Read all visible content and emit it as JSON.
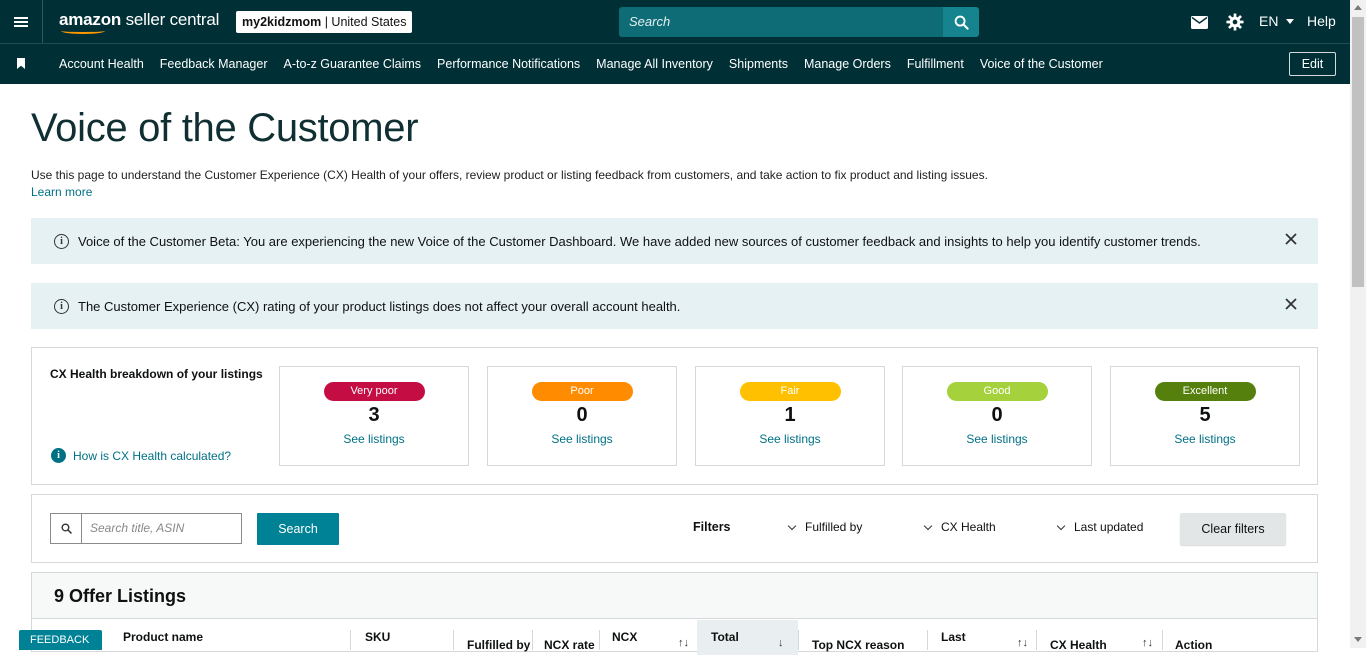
{
  "topbar": {
    "brand_primary": "amazon",
    "brand_secondary": "seller central",
    "store_name": "my2kidzmom",
    "store_region": "United States",
    "search_placeholder": "Search",
    "language": "EN",
    "help_label": "Help"
  },
  "nav": {
    "items": [
      {
        "label": "Account Health"
      },
      {
        "label": "Feedback Manager"
      },
      {
        "label": "A-to-z Guarantee Claims"
      },
      {
        "label": "Performance Notifications"
      },
      {
        "label": "Manage All Inventory"
      },
      {
        "label": "Shipments"
      },
      {
        "label": "Manage Orders"
      },
      {
        "label": "Fulfillment"
      },
      {
        "label": "Voice of the Customer"
      }
    ],
    "edit_label": "Edit"
  },
  "page": {
    "title": "Voice of the Customer",
    "description": "Use this page to understand the Customer Experience (CX) Health of your offers, review product or listing feedback from customers, and take action to fix product and listing issues.",
    "learn_more": "Learn more"
  },
  "banners": [
    {
      "message": "Voice of the Customer Beta: You are experiencing the new Voice of the Customer Dashboard. We have added new sources of customer feedback and insights to help you identify customer trends."
    },
    {
      "message": "The Customer Experience (CX) rating of your product listings does not affect your overall account health."
    }
  ],
  "cx_health": {
    "title": "CX Health breakdown of your listings",
    "how_link": "How is CX Health calculated?",
    "cards": [
      {
        "label": "Very poor",
        "count": "3",
        "link": "See listings",
        "color": "#c40d43"
      },
      {
        "label": "Poor",
        "count": "0",
        "link": "See listings",
        "color": "#ff8c00"
      },
      {
        "label": "Fair",
        "count": "1",
        "link": "See listings",
        "color": "#ffc000"
      },
      {
        "label": "Good",
        "count": "0",
        "link": "See listings",
        "color": "#a4d13c"
      },
      {
        "label": "Excellent",
        "count": "5",
        "link": "See listings",
        "color": "#56800d"
      }
    ]
  },
  "filters": {
    "search_placeholder": "Search title, ASIN",
    "search_button": "Search",
    "filters_label": "Filters",
    "dropdowns": [
      "Fulfilled by",
      "CX Health",
      "Last updated"
    ],
    "clear_label": "Clear filters"
  },
  "listings": {
    "title": "9 Offer Listings",
    "columns": [
      "Product name",
      "SKU",
      "Fulfilled by",
      "NCX rate",
      "NCX",
      "Total",
      "Top NCX reason",
      "Last",
      "CX Health",
      "Action"
    ]
  },
  "feedback_tab": {
    "label": "FEEDBACK"
  }
}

> [Work to do]: Without including any picture, repeat the data exactly.

> [Expected answer]:
Read all visible content and emit it as JSON.
{
  "topbar": {
    "brand_primary": "amazon",
    "brand_secondary": "seller central",
    "store_name": "my2kidzmom",
    "store_region": "United States",
    "search_placeholder": "Search",
    "language": "EN",
    "help_label": "Help"
  },
  "nav": {
    "items": [
      {
        "label": "Account Health"
      },
      {
        "label": "Feedback Manager"
      },
      {
        "label": "A-to-z Guarantee Claims"
      },
      {
        "label": "Performance Notifications"
      },
      {
        "label": "Manage All Inventory"
      },
      {
        "label": "Shipments"
      },
      {
        "label": "Manage Orders"
      },
      {
        "label": "Fulfillment"
      },
      {
        "label": "Voice of the Customer"
      }
    ],
    "edit_label": "Edit"
  },
  "page": {
    "title": "Voice of the Customer",
    "description": "Use this page to understand the Customer Experience (CX) Health of your offers, review product or listing feedback from customers, and take action to fix product and listing issues.",
    "learn_more": "Learn more"
  },
  "banners": [
    {
      "message": "Voice of the Customer Beta: You are experiencing the new Voice of the Customer Dashboard. We have added new sources of customer feedback and insights to help you identify customer trends."
    },
    {
      "message": "The Customer Experience (CX) rating of your product listings does not affect your overall account health."
    }
  ],
  "cx_health": {
    "title": "CX Health breakdown of your listings",
    "how_link": "How is CX Health calculated?",
    "cards": [
      {
        "label": "Very poor",
        "count": "3",
        "link": "See listings",
        "color": "#c40d43"
      },
      {
        "label": "Poor",
        "count": "0",
        "link": "See listings",
        "color": "#ff8c00"
      },
      {
        "label": "Fair",
        "count": "1",
        "link": "See listings",
        "color": "#ffc000"
      },
      {
        "label": "Good",
        "count": "0",
        "link": "See listings",
        "color": "#a4d13c"
      },
      {
        "label": "Excellent",
        "count": "5",
        "link": "See listings",
        "color": "#56800d"
      }
    ]
  },
  "filters": {
    "search_placeholder": "Search title, ASIN",
    "search_button": "Search",
    "filters_label": "Filters",
    "dropdowns": [
      "Fulfilled by",
      "CX Health",
      "Last updated"
    ],
    "clear_label": "Clear filters"
  },
  "listings": {
    "title": "9 Offer Listings",
    "columns": [
      "Product name",
      "SKU",
      "Fulfilled by",
      "NCX rate",
      "NCX",
      "Total",
      "Top NCX reason",
      "Last",
      "CX Health",
      "Action"
    ]
  },
  "feedback_tab": {
    "label": "FEEDBACK"
  }
}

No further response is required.